◆ **TASK OBJECTIVE**: Count lines with "reserved" in them. Report only the total.

====== RAW DATA ======

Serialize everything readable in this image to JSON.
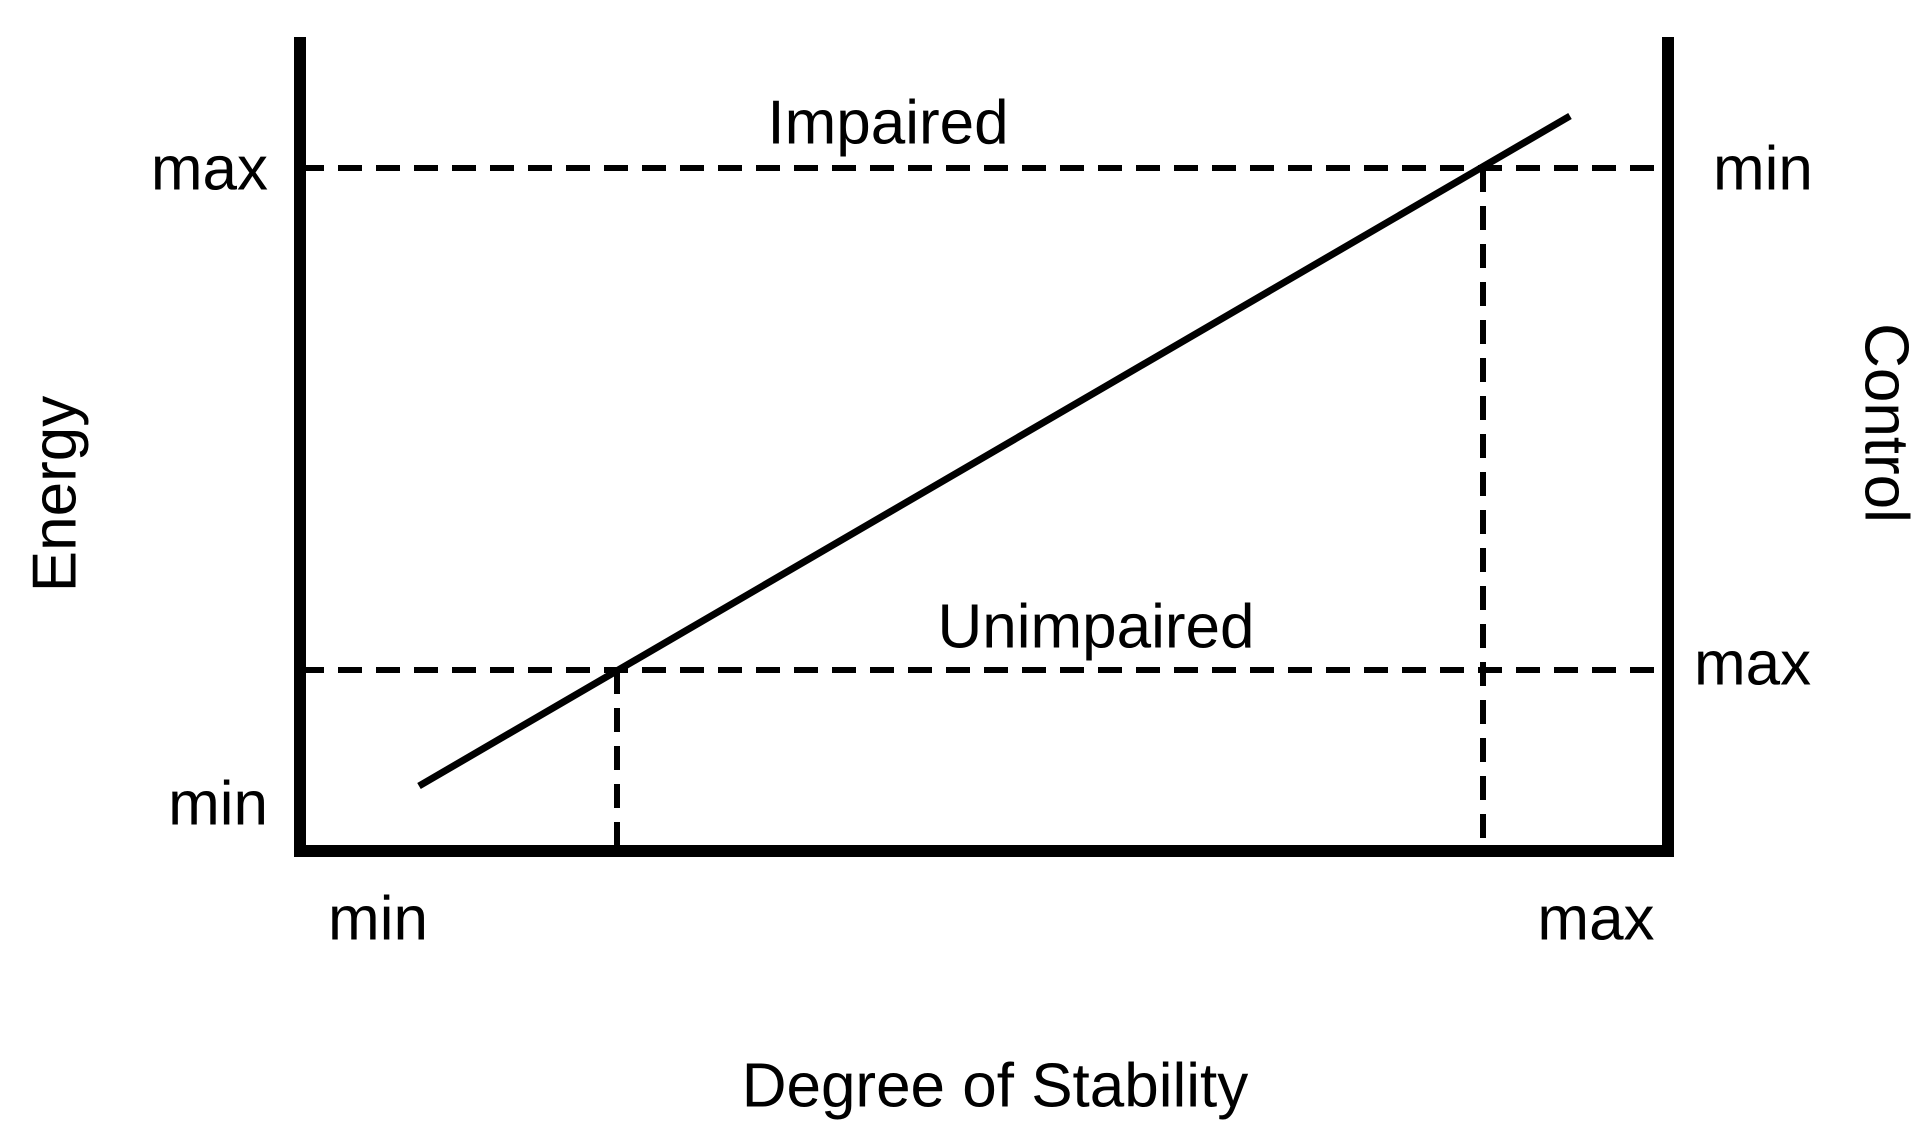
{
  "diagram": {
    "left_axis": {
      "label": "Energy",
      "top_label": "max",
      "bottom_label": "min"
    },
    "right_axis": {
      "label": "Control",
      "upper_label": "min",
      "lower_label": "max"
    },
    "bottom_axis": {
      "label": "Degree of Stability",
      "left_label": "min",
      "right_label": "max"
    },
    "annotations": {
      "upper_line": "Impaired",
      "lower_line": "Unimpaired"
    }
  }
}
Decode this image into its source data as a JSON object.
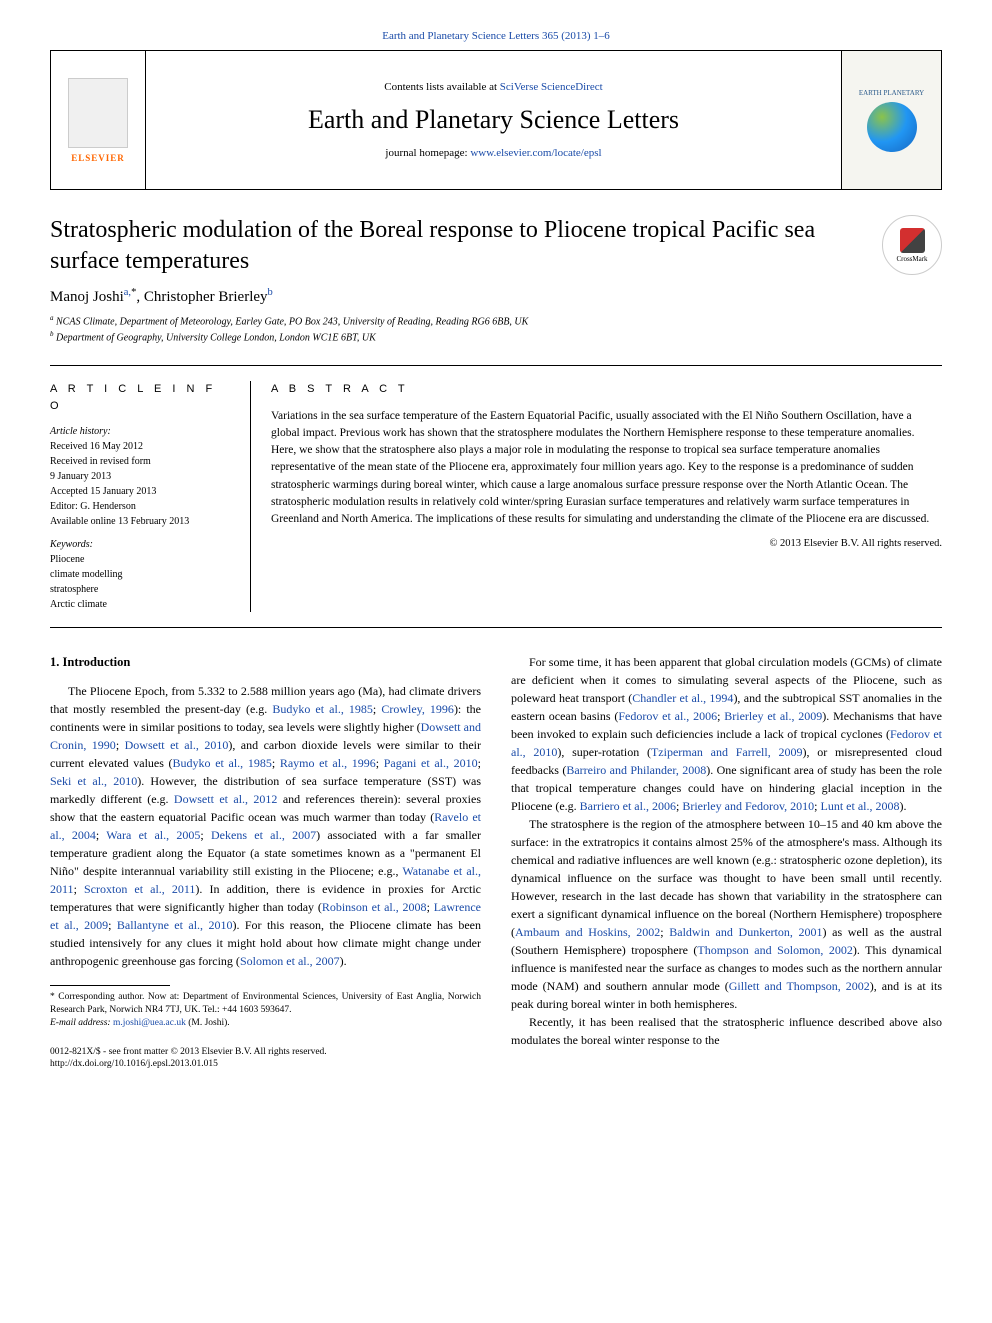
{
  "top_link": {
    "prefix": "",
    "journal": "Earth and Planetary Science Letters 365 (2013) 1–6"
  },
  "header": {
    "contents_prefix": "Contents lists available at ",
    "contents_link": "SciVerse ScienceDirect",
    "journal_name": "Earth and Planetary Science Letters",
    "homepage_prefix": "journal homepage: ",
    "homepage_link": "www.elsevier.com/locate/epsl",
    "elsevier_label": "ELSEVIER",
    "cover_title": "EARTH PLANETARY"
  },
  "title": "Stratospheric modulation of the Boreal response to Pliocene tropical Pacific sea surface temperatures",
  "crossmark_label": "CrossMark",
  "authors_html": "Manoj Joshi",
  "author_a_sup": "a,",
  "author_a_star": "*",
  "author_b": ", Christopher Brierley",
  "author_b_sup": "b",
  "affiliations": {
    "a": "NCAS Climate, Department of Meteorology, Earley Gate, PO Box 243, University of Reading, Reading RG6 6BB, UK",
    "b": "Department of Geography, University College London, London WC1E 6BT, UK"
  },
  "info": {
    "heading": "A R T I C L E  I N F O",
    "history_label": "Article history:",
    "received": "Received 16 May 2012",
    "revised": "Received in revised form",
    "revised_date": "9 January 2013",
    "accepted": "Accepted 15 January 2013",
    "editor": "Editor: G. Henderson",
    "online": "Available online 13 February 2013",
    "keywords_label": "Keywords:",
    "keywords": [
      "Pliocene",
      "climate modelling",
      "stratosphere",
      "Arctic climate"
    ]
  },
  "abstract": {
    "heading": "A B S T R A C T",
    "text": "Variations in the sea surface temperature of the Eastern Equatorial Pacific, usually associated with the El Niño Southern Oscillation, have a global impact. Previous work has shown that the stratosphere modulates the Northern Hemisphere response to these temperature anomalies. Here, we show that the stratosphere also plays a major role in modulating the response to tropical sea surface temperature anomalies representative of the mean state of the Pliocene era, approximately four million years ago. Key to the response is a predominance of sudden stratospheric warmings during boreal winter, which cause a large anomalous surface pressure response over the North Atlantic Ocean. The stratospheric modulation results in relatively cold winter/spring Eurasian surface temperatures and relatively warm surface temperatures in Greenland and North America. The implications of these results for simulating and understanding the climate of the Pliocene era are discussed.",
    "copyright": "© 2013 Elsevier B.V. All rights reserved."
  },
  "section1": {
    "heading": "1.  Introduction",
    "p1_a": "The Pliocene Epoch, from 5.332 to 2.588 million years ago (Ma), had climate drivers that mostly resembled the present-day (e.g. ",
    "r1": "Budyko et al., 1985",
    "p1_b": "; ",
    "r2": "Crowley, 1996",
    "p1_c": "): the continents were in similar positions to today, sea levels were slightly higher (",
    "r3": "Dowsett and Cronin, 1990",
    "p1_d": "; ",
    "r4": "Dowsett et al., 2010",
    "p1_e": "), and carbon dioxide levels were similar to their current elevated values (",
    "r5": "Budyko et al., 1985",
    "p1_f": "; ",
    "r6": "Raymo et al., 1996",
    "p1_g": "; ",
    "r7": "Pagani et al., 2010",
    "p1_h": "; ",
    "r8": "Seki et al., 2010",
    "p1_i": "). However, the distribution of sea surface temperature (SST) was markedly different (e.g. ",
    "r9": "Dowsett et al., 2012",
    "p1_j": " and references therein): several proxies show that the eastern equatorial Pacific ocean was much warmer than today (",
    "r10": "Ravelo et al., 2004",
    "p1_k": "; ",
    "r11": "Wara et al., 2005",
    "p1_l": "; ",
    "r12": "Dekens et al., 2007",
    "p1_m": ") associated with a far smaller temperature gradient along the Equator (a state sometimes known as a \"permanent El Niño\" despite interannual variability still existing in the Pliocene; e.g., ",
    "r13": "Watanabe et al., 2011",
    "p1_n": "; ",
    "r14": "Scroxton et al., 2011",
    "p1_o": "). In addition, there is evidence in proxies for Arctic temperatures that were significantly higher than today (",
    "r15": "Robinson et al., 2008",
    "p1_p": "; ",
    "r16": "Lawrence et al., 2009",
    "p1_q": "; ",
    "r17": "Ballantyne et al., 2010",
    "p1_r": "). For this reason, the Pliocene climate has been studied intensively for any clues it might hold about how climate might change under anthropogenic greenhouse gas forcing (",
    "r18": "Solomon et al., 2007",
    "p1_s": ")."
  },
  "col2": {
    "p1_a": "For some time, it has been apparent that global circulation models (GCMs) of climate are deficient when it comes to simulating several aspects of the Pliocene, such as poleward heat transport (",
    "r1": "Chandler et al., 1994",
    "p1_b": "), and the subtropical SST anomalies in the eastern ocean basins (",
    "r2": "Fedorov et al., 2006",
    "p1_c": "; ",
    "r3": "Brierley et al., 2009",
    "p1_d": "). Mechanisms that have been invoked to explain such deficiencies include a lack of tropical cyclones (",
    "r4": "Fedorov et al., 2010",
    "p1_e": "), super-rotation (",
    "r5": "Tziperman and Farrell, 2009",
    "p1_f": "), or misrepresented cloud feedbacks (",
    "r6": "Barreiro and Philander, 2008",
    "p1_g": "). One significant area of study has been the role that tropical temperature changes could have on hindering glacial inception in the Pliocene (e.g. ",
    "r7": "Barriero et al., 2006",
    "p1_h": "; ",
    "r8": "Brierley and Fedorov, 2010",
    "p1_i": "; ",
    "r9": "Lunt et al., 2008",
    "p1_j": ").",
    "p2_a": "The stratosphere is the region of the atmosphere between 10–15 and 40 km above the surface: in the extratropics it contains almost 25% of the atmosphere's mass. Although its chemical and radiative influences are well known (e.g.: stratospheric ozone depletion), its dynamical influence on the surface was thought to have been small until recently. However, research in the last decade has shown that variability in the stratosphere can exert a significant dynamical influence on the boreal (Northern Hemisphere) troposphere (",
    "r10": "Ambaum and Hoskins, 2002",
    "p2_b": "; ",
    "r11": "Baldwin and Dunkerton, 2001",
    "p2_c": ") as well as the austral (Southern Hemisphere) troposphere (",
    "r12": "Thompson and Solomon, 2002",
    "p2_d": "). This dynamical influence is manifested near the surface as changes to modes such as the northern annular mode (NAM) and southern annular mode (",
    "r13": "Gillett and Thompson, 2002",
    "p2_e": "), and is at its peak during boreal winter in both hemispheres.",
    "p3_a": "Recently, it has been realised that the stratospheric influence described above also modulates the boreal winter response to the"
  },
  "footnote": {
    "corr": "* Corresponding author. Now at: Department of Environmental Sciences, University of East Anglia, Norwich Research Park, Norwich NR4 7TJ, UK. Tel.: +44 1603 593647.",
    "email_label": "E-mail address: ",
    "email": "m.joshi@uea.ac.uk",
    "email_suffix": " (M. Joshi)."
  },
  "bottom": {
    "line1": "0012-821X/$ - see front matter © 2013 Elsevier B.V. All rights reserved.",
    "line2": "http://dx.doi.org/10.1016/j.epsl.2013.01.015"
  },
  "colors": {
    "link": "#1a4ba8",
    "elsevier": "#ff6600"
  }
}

======

◆ **SOLUTION FOR THIS EXERCISE**: 2